WHAT YOU NEED TO DO
Can you find the lines of the listing that include "share" and copy every one?

MATERIALS PROVIDED

====

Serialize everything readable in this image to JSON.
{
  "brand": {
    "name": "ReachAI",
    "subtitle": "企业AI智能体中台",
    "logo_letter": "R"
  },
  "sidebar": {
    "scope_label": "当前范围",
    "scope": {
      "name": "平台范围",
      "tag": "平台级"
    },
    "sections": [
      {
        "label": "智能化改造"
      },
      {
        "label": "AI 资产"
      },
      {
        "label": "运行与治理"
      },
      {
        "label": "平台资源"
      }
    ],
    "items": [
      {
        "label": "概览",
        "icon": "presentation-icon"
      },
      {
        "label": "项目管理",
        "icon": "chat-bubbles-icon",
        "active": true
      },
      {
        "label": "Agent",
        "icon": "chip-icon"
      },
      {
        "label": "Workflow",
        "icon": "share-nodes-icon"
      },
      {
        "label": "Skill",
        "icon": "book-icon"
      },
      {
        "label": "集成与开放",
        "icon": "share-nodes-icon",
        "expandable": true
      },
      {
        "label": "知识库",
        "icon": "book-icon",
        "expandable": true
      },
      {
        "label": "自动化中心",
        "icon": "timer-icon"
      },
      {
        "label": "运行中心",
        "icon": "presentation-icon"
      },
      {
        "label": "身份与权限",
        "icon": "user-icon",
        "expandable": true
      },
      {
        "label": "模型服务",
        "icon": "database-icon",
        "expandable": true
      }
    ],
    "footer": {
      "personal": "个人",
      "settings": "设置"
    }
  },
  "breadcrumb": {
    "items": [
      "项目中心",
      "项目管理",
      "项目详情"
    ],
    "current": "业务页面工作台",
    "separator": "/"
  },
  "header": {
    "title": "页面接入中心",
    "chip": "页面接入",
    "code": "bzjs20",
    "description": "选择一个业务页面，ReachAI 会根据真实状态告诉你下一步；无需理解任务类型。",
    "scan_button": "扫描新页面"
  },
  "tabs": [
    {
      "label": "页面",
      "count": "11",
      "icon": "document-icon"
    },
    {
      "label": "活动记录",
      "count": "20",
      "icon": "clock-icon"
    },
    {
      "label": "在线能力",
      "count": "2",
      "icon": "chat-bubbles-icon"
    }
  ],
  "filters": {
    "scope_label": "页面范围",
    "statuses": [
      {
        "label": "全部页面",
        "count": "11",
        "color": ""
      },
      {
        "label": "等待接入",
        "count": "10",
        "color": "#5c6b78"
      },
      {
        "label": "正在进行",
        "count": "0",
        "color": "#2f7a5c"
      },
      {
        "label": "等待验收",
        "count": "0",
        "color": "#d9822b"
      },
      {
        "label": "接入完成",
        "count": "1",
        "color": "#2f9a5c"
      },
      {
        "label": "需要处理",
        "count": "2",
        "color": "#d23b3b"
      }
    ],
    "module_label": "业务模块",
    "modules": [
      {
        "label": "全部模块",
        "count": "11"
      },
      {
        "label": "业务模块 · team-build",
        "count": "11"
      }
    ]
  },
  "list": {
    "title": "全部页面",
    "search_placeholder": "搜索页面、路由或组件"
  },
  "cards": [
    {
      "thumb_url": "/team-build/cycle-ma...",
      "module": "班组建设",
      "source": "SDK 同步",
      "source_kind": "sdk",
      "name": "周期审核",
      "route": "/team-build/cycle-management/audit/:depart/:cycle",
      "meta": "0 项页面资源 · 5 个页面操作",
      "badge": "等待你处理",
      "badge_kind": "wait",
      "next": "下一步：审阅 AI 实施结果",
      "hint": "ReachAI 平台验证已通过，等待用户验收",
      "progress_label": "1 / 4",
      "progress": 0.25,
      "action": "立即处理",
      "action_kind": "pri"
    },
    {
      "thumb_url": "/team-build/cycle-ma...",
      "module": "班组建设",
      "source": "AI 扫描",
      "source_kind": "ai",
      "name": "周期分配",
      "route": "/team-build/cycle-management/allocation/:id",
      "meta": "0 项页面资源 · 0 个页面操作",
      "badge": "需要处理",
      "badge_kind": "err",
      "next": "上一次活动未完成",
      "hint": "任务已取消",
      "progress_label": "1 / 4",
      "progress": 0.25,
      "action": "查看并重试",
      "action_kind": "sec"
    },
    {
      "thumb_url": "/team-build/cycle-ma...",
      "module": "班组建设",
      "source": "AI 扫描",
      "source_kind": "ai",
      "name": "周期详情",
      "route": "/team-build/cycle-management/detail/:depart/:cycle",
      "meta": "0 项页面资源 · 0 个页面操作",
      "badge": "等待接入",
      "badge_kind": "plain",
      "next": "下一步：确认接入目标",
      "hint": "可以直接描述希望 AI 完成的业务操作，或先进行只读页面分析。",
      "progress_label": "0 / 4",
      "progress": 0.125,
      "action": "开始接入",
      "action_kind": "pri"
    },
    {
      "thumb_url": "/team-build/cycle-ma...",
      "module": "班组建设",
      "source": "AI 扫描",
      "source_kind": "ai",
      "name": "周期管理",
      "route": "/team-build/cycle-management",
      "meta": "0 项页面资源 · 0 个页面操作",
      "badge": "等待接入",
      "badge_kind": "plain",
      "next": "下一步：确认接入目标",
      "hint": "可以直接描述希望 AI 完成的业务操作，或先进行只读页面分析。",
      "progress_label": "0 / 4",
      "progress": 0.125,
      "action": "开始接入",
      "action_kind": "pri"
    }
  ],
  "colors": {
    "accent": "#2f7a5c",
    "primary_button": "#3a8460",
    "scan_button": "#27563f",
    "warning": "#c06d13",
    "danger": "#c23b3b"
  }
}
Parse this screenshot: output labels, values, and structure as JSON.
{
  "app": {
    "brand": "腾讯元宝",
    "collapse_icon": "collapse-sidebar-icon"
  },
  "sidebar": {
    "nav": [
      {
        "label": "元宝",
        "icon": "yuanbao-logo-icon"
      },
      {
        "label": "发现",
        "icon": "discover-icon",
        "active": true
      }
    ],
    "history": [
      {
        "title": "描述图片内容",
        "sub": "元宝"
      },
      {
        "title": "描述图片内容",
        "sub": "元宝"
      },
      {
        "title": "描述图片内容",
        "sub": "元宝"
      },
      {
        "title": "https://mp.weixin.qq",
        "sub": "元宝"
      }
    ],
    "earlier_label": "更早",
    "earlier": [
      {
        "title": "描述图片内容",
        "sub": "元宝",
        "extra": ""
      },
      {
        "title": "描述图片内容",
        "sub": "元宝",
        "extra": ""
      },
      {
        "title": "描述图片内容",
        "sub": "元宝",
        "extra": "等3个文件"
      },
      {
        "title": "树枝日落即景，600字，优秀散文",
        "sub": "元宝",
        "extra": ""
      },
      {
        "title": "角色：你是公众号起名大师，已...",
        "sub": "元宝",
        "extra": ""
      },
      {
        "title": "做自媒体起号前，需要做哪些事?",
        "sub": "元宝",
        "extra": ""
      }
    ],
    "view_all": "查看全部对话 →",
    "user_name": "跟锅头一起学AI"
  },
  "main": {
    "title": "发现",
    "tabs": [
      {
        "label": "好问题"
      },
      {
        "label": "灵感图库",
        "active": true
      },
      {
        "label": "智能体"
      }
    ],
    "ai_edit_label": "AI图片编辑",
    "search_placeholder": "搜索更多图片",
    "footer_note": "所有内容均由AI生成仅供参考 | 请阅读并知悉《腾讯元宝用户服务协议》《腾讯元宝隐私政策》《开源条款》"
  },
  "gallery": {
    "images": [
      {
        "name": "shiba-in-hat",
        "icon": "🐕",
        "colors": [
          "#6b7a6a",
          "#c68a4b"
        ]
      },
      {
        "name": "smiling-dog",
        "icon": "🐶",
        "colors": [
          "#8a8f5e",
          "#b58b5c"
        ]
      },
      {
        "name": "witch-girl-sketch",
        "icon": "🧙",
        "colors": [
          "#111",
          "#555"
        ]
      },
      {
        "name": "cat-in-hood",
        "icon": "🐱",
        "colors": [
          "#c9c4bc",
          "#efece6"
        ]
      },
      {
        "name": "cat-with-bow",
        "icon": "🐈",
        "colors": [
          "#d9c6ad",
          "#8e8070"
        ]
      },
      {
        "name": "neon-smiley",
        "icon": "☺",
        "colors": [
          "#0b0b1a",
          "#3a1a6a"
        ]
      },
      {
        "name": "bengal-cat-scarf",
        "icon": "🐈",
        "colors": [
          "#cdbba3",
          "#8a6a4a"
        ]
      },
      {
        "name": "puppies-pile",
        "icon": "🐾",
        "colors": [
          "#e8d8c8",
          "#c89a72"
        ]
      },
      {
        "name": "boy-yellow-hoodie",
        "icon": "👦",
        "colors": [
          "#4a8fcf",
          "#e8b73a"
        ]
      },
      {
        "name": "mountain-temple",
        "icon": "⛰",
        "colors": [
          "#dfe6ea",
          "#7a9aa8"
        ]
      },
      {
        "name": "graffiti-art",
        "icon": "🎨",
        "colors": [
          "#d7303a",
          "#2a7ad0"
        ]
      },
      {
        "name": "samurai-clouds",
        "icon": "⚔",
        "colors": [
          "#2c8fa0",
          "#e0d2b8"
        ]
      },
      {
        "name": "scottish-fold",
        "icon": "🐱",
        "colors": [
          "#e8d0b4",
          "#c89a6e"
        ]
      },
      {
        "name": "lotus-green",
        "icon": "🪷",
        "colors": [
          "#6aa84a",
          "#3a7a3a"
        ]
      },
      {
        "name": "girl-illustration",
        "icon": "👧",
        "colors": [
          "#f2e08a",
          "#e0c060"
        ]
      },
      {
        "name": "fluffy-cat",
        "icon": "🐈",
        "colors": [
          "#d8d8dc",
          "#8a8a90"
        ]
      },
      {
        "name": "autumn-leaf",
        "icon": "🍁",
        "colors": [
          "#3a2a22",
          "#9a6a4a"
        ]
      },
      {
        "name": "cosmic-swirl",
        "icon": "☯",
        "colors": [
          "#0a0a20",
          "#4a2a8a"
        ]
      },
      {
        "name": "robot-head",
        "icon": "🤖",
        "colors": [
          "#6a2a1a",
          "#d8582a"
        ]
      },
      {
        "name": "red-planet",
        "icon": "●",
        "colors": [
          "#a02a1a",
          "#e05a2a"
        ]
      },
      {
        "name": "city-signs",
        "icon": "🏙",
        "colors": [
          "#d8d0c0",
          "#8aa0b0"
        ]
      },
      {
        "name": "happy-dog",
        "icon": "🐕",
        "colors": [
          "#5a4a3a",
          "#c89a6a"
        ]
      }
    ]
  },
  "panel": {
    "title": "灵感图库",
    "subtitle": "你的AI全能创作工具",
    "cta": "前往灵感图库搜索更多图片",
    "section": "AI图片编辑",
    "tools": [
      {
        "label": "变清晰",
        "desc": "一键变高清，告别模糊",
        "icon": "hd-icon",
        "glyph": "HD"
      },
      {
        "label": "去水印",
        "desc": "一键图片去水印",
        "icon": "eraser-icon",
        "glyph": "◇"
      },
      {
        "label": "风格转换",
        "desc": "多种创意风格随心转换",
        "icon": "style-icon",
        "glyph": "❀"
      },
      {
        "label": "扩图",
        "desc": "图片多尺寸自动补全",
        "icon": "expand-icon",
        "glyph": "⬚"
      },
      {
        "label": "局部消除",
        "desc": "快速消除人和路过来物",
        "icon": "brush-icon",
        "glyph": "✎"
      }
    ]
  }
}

====

CORRECT RESULT
        "icon": "share-nodes-icon"
        "icon": "share-nodes-icon",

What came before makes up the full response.